• [What the task requires]: Find and return each line containing "trường".
::: Supplied data
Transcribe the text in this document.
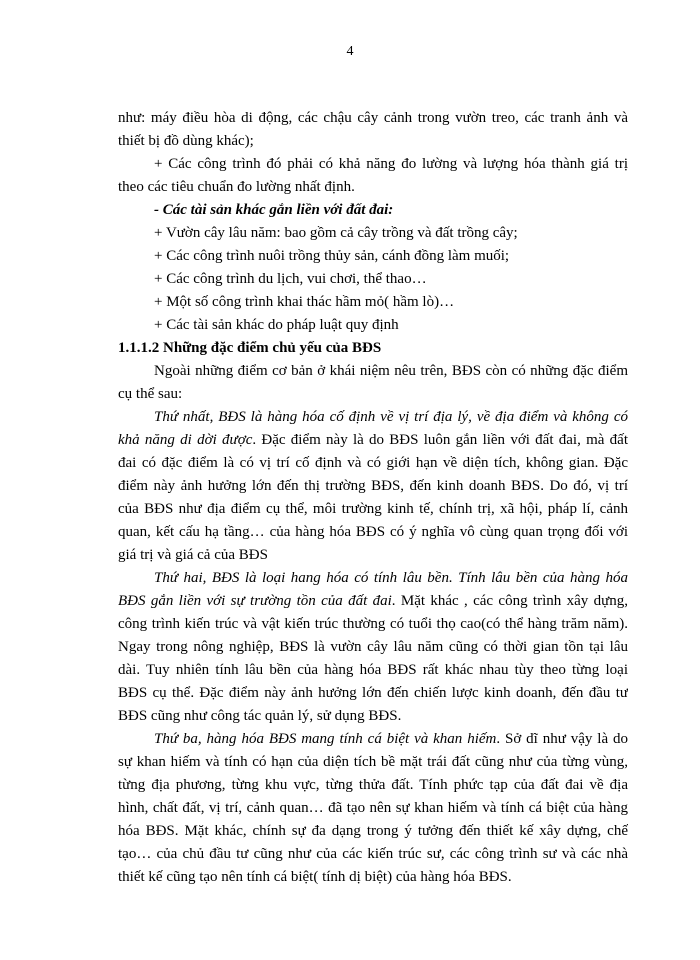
4
như: máy điều hòa di động, các chậu cây cảnh trong vườn treo, các tranh ảnh và
thiết bị đồ dùng khác);
+ Các công trình đó phải có khả năng đo lường và lượng hóa thành giá trị
theo các tiêu chuẩn đo lường nhất định.
- Các tài sản khác gắn liền với đất đai:
+ Vườn cây lâu năm: bao gồm cả cây trồng và đất trồng cây;
+ Các công trình nuôi trồng thủy sản, cánh đồng làm muối;
+ Các công trình du lịch, vui chơi, thể thao…
+ Một số công trình khai thác hầm mỏ( hầm lò)…
+ Các tài sản khác do pháp luật quy định
1.1.1.2 Những đặc điểm chủ yếu của BĐS
Ngoài những điểm cơ bản ở khái niệm nêu trên, BĐS còn có những đặc điểm
cụ thể sau:
Thứ nhất, BĐS là hàng hóa cố định về vị trí địa lý, về địa điểm và không có
khả năng di dời được. Đặc điểm này là do BĐS luôn gắn liền với đất đai, mà đất
đai có đặc điểm là có vị trí cố định và có giới hạn về diện tích, không gian. Đặc
điểm này ảnh hưởng lớn đến thị trường BĐS, đến kinh doanh BĐS. Do đó, vị trí
của BĐS như địa điểm cụ thể, môi trường kinh tế, chính trị, xã hội, pháp lí, cảnh
quan, kết cấu hạ tầng… của hàng hóa BĐS có ý nghĩa vô cùng quan trọng đối với
giá trị và giá cả của BĐS
Thứ hai, BĐS là loại hang hóa có tính lâu bền. Tính lâu bền của hàng hóa
BĐS gắn liền với sự trường tồn của đất đai. Mặt khác , các công trình xây dựng,
công trình kiến trúc và vật kiến trúc thường có tuổi thọ cao(có thể hàng trăm năm).
Ngay trong nông nghiệp, BĐS là vườn cây lâu năm cũng có thời gian tồn tại lâu
dài. Tuy nhiên tính lâu bền của hàng hóa BĐS rất khác nhau tùy theo từng loại
BĐS cụ thể. Đặc điểm này ảnh hưởng lớn đến chiến lược kinh doanh, đến đầu tư
BĐS cũng như công tác quản lý, sử dụng BĐS.
Thứ ba, hàng hóa BĐS mang tính cá biệt và khan hiếm. Sở dĩ như vậy là do
sự khan hiếm và tính có hạn của diện tích bề mặt trái đất cũng như của từng vùng,
từng địa phương, từng khu vực, từng thửa đất. Tính phức tạp của đất đai về địa
hình, chất đất, vị trí, cảnh quan… đã tạo nên sự khan hiếm và tính cá biệt của hàng
hóa BĐS. Mặt khác, chính sự đa dạng trong ý tưởng đến thiết kế xây dựng, chế
tạo… của chủ đầu tư cũng như của các kiến trúc sư, các công trình sư và các nhà
thiết kế cũng tạo nên tính cá biệt( tính dị biệt) của hàng hóa BĐS.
::::::
• [Written response]:
điểm này ảnh hưởng lớn đến thị trường BĐS, đến kinh doanh BĐS. Do đó, vị trí
của BĐS như địa điểm cụ thể, môi trường kinh tế, chính trị, xã hội, pháp lí, cảnh
BĐS gắn liền với sự trường tồn của đất đai. Mặt khác , các công trình xây dựng,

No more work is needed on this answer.